■ Provided information:

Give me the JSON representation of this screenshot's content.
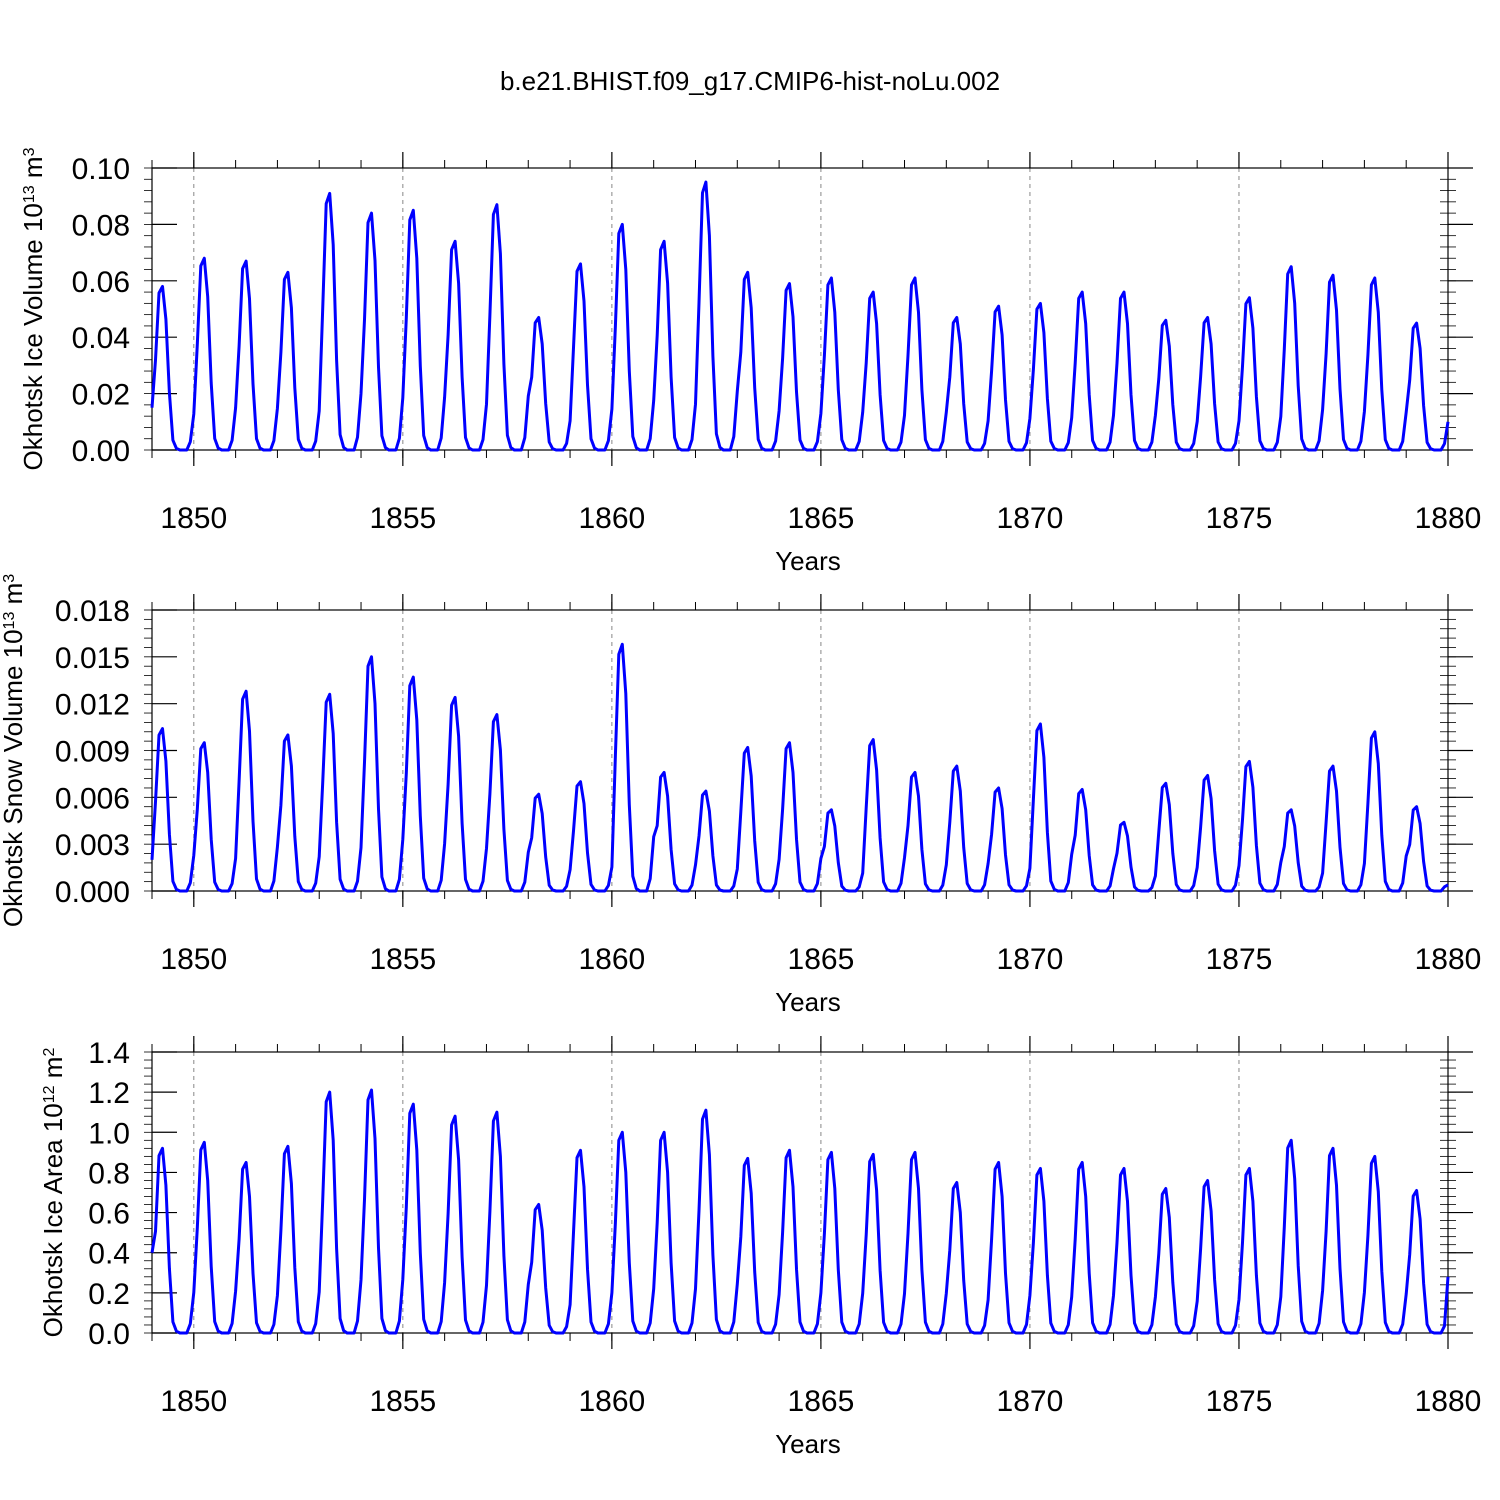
{
  "title": "b.e21.BHIST.f09_g17.CMIP6-hist-noLu.002",
  "colors": {
    "line": "#0000ff",
    "axis": "#000000",
    "grid": "#888888"
  },
  "chart_data": [
    {
      "type": "line",
      "name": "ice-volume",
      "ylabel": {
        "prefix": "Okhotsk Ice Volume 10",
        "exp": "13",
        "unit": " m",
        "unit_exp": "3"
      },
      "xlabel": "Years",
      "xlim": [
        1849,
        1880
      ],
      "ylim": [
        0.0,
        0.1
      ],
      "yticks": [
        0.0,
        0.02,
        0.04,
        0.06,
        0.08,
        0.1
      ],
      "ytick_labels": [
        "0.00",
        "0.02",
        "0.04",
        "0.06",
        "0.08",
        "0.10"
      ],
      "xticks": [
        1850,
        1855,
        1860,
        1865,
        1870,
        1875,
        1880
      ],
      "xtick_labels": [
        "1850",
        "1855",
        "1860",
        "1865",
        "1870",
        "1875",
        "1880"
      ],
      "vlines": [
        1850,
        1855,
        1860,
        1865,
        1870,
        1875
      ],
      "annual_peaks": [
        0.058,
        0.068,
        0.067,
        0.063,
        0.091,
        0.084,
        0.085,
        0.074,
        0.087,
        0.047,
        0.066,
        0.08,
        0.074,
        0.095,
        0.063,
        0.059,
        0.061,
        0.056,
        0.061,
        0.047,
        0.051,
        0.052,
        0.056,
        0.056,
        0.046,
        0.047,
        0.054,
        0.065,
        0.062,
        0.061,
        0.045
      ],
      "start_value": 0.015,
      "end_value": 0.01
    },
    {
      "type": "line",
      "name": "snow-volume",
      "ylabel": {
        "prefix": "Okhotsk Snow Volume 10",
        "exp": "13",
        "unit": " m",
        "unit_exp": "3"
      },
      "xlabel": "Years",
      "xlim": [
        1849,
        1880
      ],
      "ylim": [
        0.0,
        0.018
      ],
      "yticks": [
        0.0,
        0.003,
        0.006,
        0.009,
        0.012,
        0.015,
        0.018
      ],
      "ytick_labels": [
        "0.000",
        "0.003",
        "0.006",
        "0.009",
        "0.012",
        "0.015",
        "0.018"
      ],
      "xticks": [
        1850,
        1855,
        1860,
        1865,
        1870,
        1875,
        1880
      ],
      "xtick_labels": [
        "1850",
        "1855",
        "1860",
        "1865",
        "1870",
        "1875",
        "1880"
      ],
      "vlines": [
        1850,
        1855,
        1860,
        1865,
        1870,
        1875
      ],
      "annual_peaks": [
        0.0104,
        0.0095,
        0.0128,
        0.01,
        0.0126,
        0.015,
        0.0137,
        0.0124,
        0.0113,
        0.0062,
        0.007,
        0.0158,
        0.0076,
        0.0064,
        0.0092,
        0.0095,
        0.0052,
        0.0097,
        0.0076,
        0.008,
        0.0066,
        0.0107,
        0.0065,
        0.0044,
        0.0069,
        0.0074,
        0.0083,
        0.0052,
        0.008,
        0.0102,
        0.0054
      ],
      "start_value": 0.002,
      "end_value": 0.0004
    },
    {
      "type": "line",
      "name": "ice-area",
      "ylabel": {
        "prefix": "Okhotsk Ice Area 10",
        "exp": "12",
        "unit": " m",
        "unit_exp": "2"
      },
      "xlabel": "Years",
      "xlim": [
        1849,
        1880
      ],
      "ylim": [
        0.0,
        1.4
      ],
      "yticks": [
        0.0,
        0.2,
        0.4,
        0.6,
        0.8,
        1.0,
        1.2,
        1.4
      ],
      "ytick_labels": [
        "0.0",
        "0.2",
        "0.4",
        "0.6",
        "0.8",
        "1.0",
        "1.2",
        "1.4"
      ],
      "xticks": [
        1850,
        1855,
        1860,
        1865,
        1870,
        1875,
        1880
      ],
      "xtick_labels": [
        "1850",
        "1855",
        "1860",
        "1865",
        "1870",
        "1875",
        "1880"
      ],
      "vlines": [
        1850,
        1855,
        1860,
        1865,
        1870,
        1875
      ],
      "annual_peaks": [
        0.92,
        0.95,
        0.85,
        0.93,
        1.2,
        1.21,
        1.14,
        1.08,
        1.1,
        0.64,
        0.91,
        1.0,
        1.0,
        1.11,
        0.87,
        0.91,
        0.9,
        0.89,
        0.9,
        0.75,
        0.85,
        0.82,
        0.85,
        0.82,
        0.72,
        0.76,
        0.82,
        0.96,
        0.92,
        0.88,
        0.71
      ],
      "start_value": 0.4,
      "end_value": 0.28
    }
  ]
}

■ Stated goal: Retype the listing exactly. Pictures do not belong in the copy.

■ Output for this task:
Give me the JSON representation of this screenshot's content.
{
  "title": "b.e21.BHIST.f09_g17.CMIP6-hist-noLu.002",
  "colors": {
    "line": "#0000ff",
    "axis": "#000000",
    "grid": "#888888"
  },
  "chart_data": [
    {
      "type": "line",
      "name": "ice-volume",
      "ylabel": {
        "prefix": "Okhotsk Ice Volume 10",
        "exp": "13",
        "unit": " m",
        "unit_exp": "3"
      },
      "xlabel": "Years",
      "xlim": [
        1849,
        1880
      ],
      "ylim": [
        0.0,
        0.1
      ],
      "yticks": [
        0.0,
        0.02,
        0.04,
        0.06,
        0.08,
        0.1
      ],
      "ytick_labels": [
        "0.00",
        "0.02",
        "0.04",
        "0.06",
        "0.08",
        "0.10"
      ],
      "xticks": [
        1850,
        1855,
        1860,
        1865,
        1870,
        1875,
        1880
      ],
      "xtick_labels": [
        "1850",
        "1855",
        "1860",
        "1865",
        "1870",
        "1875",
        "1880"
      ],
      "vlines": [
        1850,
        1855,
        1860,
        1865,
        1870,
        1875
      ],
      "annual_peaks": [
        0.058,
        0.068,
        0.067,
        0.063,
        0.091,
        0.084,
        0.085,
        0.074,
        0.087,
        0.047,
        0.066,
        0.08,
        0.074,
        0.095,
        0.063,
        0.059,
        0.061,
        0.056,
        0.061,
        0.047,
        0.051,
        0.052,
        0.056,
        0.056,
        0.046,
        0.047,
        0.054,
        0.065,
        0.062,
        0.061,
        0.045
      ],
      "start_value": 0.015,
      "end_value": 0.01
    },
    {
      "type": "line",
      "name": "snow-volume",
      "ylabel": {
        "prefix": "Okhotsk Snow Volume 10",
        "exp": "13",
        "unit": " m",
        "unit_exp": "3"
      },
      "xlabel": "Years",
      "xlim": [
        1849,
        1880
      ],
      "ylim": [
        0.0,
        0.018
      ],
      "yticks": [
        0.0,
        0.003,
        0.006,
        0.009,
        0.012,
        0.015,
        0.018
      ],
      "ytick_labels": [
        "0.000",
        "0.003",
        "0.006",
        "0.009",
        "0.012",
        "0.015",
        "0.018"
      ],
      "xticks": [
        1850,
        1855,
        1860,
        1865,
        1870,
        1875,
        1880
      ],
      "xtick_labels": [
        "1850",
        "1855",
        "1860",
        "1865",
        "1870",
        "1875",
        "1880"
      ],
      "vlines": [
        1850,
        1855,
        1860,
        1865,
        1870,
        1875
      ],
      "annual_peaks": [
        0.0104,
        0.0095,
        0.0128,
        0.01,
        0.0126,
        0.015,
        0.0137,
        0.0124,
        0.0113,
        0.0062,
        0.007,
        0.0158,
        0.0076,
        0.0064,
        0.0092,
        0.0095,
        0.0052,
        0.0097,
        0.0076,
        0.008,
        0.0066,
        0.0107,
        0.0065,
        0.0044,
        0.0069,
        0.0074,
        0.0083,
        0.0052,
        0.008,
        0.0102,
        0.0054
      ],
      "start_value": 0.002,
      "end_value": 0.0004
    },
    {
      "type": "line",
      "name": "ice-area",
      "ylabel": {
        "prefix": "Okhotsk Ice Area 10",
        "exp": "12",
        "unit": " m",
        "unit_exp": "2"
      },
      "xlabel": "Years",
      "xlim": [
        1849,
        1880
      ],
      "ylim": [
        0.0,
        1.4
      ],
      "yticks": [
        0.0,
        0.2,
        0.4,
        0.6,
        0.8,
        1.0,
        1.2,
        1.4
      ],
      "ytick_labels": [
        "0.0",
        "0.2",
        "0.4",
        "0.6",
        "0.8",
        "1.0",
        "1.2",
        "1.4"
      ],
      "xticks": [
        1850,
        1855,
        1860,
        1865,
        1870,
        1875,
        1880
      ],
      "xtick_labels": [
        "1850",
        "1855",
        "1860",
        "1865",
        "1870",
        "1875",
        "1880"
      ],
      "vlines": [
        1850,
        1855,
        1860,
        1865,
        1870,
        1875
      ],
      "annual_peaks": [
        0.92,
        0.95,
        0.85,
        0.93,
        1.2,
        1.21,
        1.14,
        1.08,
        1.1,
        0.64,
        0.91,
        1.0,
        1.0,
        1.11,
        0.87,
        0.91,
        0.9,
        0.89,
        0.9,
        0.75,
        0.85,
        0.82,
        0.85,
        0.82,
        0.72,
        0.76,
        0.82,
        0.96,
        0.92,
        0.88,
        0.71
      ],
      "start_value": 0.4,
      "end_value": 0.28
    }
  ]
}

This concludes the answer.